Stored data
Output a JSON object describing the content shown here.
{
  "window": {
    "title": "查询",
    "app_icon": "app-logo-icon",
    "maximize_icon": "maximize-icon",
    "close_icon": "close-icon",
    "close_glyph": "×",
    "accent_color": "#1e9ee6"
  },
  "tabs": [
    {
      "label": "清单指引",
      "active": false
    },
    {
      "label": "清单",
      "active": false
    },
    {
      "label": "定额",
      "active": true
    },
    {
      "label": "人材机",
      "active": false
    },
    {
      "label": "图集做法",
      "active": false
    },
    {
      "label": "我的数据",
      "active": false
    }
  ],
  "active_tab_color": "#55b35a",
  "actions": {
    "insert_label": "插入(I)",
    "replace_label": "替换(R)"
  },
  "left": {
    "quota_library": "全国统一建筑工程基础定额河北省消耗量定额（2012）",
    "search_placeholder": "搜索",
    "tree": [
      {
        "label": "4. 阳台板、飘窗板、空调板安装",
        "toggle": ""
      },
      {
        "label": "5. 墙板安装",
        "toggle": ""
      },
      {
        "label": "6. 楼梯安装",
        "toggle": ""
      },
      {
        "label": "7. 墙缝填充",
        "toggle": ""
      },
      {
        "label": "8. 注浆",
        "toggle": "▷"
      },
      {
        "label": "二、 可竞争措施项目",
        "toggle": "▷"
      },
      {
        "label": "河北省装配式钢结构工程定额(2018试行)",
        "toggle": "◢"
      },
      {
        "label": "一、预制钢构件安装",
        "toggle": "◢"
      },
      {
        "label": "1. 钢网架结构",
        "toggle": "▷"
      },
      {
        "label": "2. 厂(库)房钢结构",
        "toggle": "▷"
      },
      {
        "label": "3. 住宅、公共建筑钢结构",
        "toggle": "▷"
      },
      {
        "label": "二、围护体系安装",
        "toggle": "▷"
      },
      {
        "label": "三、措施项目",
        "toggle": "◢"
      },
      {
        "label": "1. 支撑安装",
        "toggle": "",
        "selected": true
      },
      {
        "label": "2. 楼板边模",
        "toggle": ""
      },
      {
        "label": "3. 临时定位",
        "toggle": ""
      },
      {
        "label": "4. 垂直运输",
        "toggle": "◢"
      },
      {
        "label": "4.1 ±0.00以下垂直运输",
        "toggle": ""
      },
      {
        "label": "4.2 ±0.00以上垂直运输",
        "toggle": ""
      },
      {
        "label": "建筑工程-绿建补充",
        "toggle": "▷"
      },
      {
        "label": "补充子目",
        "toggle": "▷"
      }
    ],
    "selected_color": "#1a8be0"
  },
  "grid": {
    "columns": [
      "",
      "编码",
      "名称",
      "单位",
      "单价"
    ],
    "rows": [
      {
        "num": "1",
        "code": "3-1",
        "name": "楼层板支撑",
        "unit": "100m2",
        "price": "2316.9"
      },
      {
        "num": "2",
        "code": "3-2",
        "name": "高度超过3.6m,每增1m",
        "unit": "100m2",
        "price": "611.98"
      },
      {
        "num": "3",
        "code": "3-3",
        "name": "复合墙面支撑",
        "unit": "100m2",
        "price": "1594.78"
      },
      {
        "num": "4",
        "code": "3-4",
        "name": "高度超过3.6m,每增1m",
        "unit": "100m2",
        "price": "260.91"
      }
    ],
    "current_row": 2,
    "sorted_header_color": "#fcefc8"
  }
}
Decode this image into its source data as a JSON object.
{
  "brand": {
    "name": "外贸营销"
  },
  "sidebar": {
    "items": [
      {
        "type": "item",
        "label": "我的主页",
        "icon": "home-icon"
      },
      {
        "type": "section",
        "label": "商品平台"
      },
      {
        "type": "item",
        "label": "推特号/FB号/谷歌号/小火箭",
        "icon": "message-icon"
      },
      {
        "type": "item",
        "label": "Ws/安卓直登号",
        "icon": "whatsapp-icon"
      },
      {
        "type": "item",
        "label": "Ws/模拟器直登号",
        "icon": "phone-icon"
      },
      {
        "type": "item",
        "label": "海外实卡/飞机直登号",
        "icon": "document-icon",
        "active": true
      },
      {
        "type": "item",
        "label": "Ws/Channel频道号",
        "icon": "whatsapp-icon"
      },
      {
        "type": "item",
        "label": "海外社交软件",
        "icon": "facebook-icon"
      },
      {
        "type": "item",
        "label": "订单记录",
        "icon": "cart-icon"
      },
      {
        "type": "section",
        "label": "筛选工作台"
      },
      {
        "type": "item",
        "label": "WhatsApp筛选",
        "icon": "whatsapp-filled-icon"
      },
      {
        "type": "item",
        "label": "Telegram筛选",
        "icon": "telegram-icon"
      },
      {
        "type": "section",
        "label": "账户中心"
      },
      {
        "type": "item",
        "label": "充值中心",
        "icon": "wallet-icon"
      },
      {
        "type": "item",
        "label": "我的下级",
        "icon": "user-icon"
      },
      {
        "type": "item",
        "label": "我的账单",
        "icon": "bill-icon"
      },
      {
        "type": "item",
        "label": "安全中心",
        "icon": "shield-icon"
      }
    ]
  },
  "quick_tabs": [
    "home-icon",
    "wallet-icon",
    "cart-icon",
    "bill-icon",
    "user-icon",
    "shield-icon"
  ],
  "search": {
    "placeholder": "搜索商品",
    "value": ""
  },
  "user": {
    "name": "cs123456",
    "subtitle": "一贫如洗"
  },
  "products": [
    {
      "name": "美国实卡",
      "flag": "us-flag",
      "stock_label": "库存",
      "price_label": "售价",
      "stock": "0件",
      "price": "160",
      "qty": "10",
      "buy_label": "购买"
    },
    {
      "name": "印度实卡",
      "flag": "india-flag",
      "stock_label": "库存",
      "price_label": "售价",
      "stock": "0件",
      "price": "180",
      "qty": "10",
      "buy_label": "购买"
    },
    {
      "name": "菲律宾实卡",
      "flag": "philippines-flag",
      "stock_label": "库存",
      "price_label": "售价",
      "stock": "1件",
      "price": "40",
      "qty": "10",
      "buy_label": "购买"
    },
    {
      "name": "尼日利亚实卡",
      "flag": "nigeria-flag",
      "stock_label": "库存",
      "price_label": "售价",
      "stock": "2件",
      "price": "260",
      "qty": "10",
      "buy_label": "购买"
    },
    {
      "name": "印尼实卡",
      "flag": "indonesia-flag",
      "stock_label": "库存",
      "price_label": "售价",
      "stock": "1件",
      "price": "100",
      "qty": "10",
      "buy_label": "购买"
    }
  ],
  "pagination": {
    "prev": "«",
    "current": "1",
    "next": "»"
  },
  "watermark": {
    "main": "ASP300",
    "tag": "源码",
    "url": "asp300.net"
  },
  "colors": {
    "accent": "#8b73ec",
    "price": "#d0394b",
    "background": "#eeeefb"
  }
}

What to produce => Repeat every line of the data, exactly and in full.

Full output =>
Output a JSON object describing the content shown here.
{
  "window": {
    "title": "查询",
    "app_icon": "app-logo-icon",
    "maximize_icon": "maximize-icon",
    "close_icon": "close-icon",
    "close_glyph": "×",
    "accent_color": "#1e9ee6"
  },
  "tabs": [
    {
      "label": "清单指引",
      "active": false
    },
    {
      "label": "清单",
      "active": false
    },
    {
      "label": "定额",
      "active": true
    },
    {
      "label": "人材机",
      "active": false
    },
    {
      "label": "图集做法",
      "active": false
    },
    {
      "label": "我的数据",
      "active": false
    }
  ],
  "active_tab_color": "#55b35a",
  "actions": {
    "insert_label": "插入(I)",
    "replace_label": "替换(R)"
  },
  "left": {
    "quota_library": "全国统一建筑工程基础定额河北省消耗量定额（2012）",
    "search_placeholder": "搜索",
    "tree": [
      {
        "label": "4. 阳台板、飘窗板、空调板安装",
        "toggle": ""
      },
      {
        "label": "5. 墙板安装",
        "toggle": ""
      },
      {
        "label": "6. 楼梯安装",
        "toggle": ""
      },
      {
        "label": "7. 墙缝填充",
        "toggle": ""
      },
      {
        "label": "8. 注浆",
        "toggle": "▷"
      },
      {
        "label": "二、 可竞争措施项目",
        "toggle": "▷"
      },
      {
        "label": "河北省装配式钢结构工程定额(2018试行)",
        "toggle": "◢"
      },
      {
        "label": "一、预制钢构件安装",
        "toggle": "◢"
      },
      {
        "label": "1. 钢网架结构",
        "toggle": "▷"
      },
      {
        "label": "2. 厂(库)房钢结构",
        "toggle": "▷"
      },
      {
        "label": "3. 住宅、公共建筑钢结构",
        "toggle": "▷"
      },
      {
        "label": "二、围护体系安装",
        "toggle": "▷"
      },
      {
        "label": "三、措施项目",
        "toggle": "◢"
      },
      {
        "label": "1. 支撑安装",
        "toggle": "",
        "selected": true
      },
      {
        "label": "2. 楼板边模",
        "toggle": ""
      },
      {
        "label": "3. 临时定位",
        "toggle": ""
      },
      {
        "label": "4. 垂直运输",
        "toggle": "◢"
      },
      {
        "label": "4.1 ±0.00以下垂直运输",
        "toggle": ""
      },
      {
        "label": "4.2 ±0.00以上垂直运输",
        "toggle": ""
      },
      {
        "label": "建筑工程-绿建补充",
        "toggle": "▷"
      },
      {
        "label": "补充子目",
        "toggle": "▷"
      }
    ],
    "selected_color": "#1a8be0"
  },
  "grid": {
    "columns": [
      "",
      "编码",
      "名称",
      "单位",
      "单价"
    ],
    "rows": [
      {
        "num": "1",
        "code": "3-1",
        "name": "楼层板支撑",
        "unit": "100m2",
        "price": "2316.9"
      },
      {
        "num": "2",
        "code": "3-2",
        "name": "高度超过3.6m,每增1m",
        "unit": "100m2",
        "price": "611.98"
      },
      {
        "num": "3",
        "code": "3-3",
        "name": "复合墙面支撑",
        "unit": "100m2",
        "price": "1594.78"
      },
      {
        "num": "4",
        "code": "3-4",
        "name": "高度超过3.6m,每增1m",
        "unit": "100m2",
        "price": "260.91"
      }
    ],
    "current_row": 2,
    "sorted_header_color": "#fcefc8"
  }
}
Decode this image into its source data as a JSON object.
{
  "brand": {
    "name": "外贸营销"
  },
  "sidebar": {
    "items": [
      {
        "type": "item",
        "label": "我的主页",
        "icon": "home-icon"
      },
      {
        "type": "section",
        "label": "商品平台"
      },
      {
        "type": "item",
        "label": "推特号/FB号/谷歌号/小火箭",
        "icon": "message-icon"
      },
      {
        "type": "item",
        "label": "Ws/安卓直登号",
        "icon": "whatsapp-icon"
      },
      {
        "type": "item",
        "label": "Ws/模拟器直登号",
        "icon": "phone-icon"
      },
      {
        "type": "item",
        "label": "海外实卡/飞机直登号",
        "icon": "document-icon",
        "active": true
      },
      {
        "type": "item",
        "label": "Ws/Channel频道号",
        "icon": "whatsapp-icon"
      },
      {
        "type": "item",
        "label": "海外社交软件",
        "icon": "facebook-icon"
      },
      {
        "type": "item",
        "label": "订单记录",
        "icon": "cart-icon"
      },
      {
        "type": "section",
        "label": "筛选工作台"
      },
      {
        "type": "item",
        "label": "WhatsApp筛选",
        "icon": "whatsapp-filled-icon"
      },
      {
        "type": "item",
        "label": "Telegram筛选",
        "icon": "telegram-icon"
      },
      {
        "type": "section",
        "label": "账户中心"
      },
      {
        "type": "item",
        "label": "充值中心",
        "icon": "wallet-icon"
      },
      {
        "type": "item",
        "label": "我的下级",
        "icon": "user-icon"
      },
      {
        "type": "item",
        "label": "我的账单",
        "icon": "bill-icon"
      },
      {
        "type": "item",
        "label": "安全中心",
        "icon": "shield-icon"
      }
    ]
  },
  "quick_tabs": [
    "home-icon",
    "wallet-icon",
    "cart-icon",
    "bill-icon",
    "user-icon",
    "shield-icon"
  ],
  "search": {
    "placeholder": "搜索商品",
    "value": ""
  },
  "user": {
    "name": "cs123456",
    "subtitle": "一贫如洗"
  },
  "products": [
    {
      "name": "美国实卡",
      "flag": "us-flag",
      "stock_label": "库存",
      "price_label": "售价",
      "stock": "0件",
      "price": "160",
      "qty": "10",
      "buy_label": "购买"
    },
    {
      "name": "印度实卡",
      "flag": "india-flag",
      "stock_label": "库存",
      "price_label": "售价",
      "stock": "0件",
      "price": "180",
      "qty": "10",
      "buy_label": "购买"
    },
    {
      "name": "菲律宾实卡",
      "flag": "philippines-flag",
      "stock_label": "库存",
      "price_label": "售价",
      "stock": "1件",
      "price": "40",
      "qty": "10",
      "buy_label": "购买"
    },
    {
      "name": "尼日利亚实卡",
      "flag": "nigeria-flag",
      "stock_label": "库存",
      "price_label": "售价",
      "stock": "2件",
      "price": "260",
      "qty": "10",
      "buy_label": "购买"
    },
    {
      "name": "印尼实卡",
      "flag": "indonesia-flag",
      "stock_label": "库存",
      "price_label": "售价",
      "stock": "1件",
      "price": "100",
      "qty": "10",
      "buy_label": "购买"
    }
  ],
  "pagination": {
    "prev": "«",
    "current": "1",
    "next": "»"
  },
  "watermark": {
    "main": "ASP300",
    "tag": "源码",
    "url": "asp300.net"
  },
  "colors": {
    "accent": "#8b73ec",
    "price": "#d0394b",
    "background": "#eeeefb"
  }
}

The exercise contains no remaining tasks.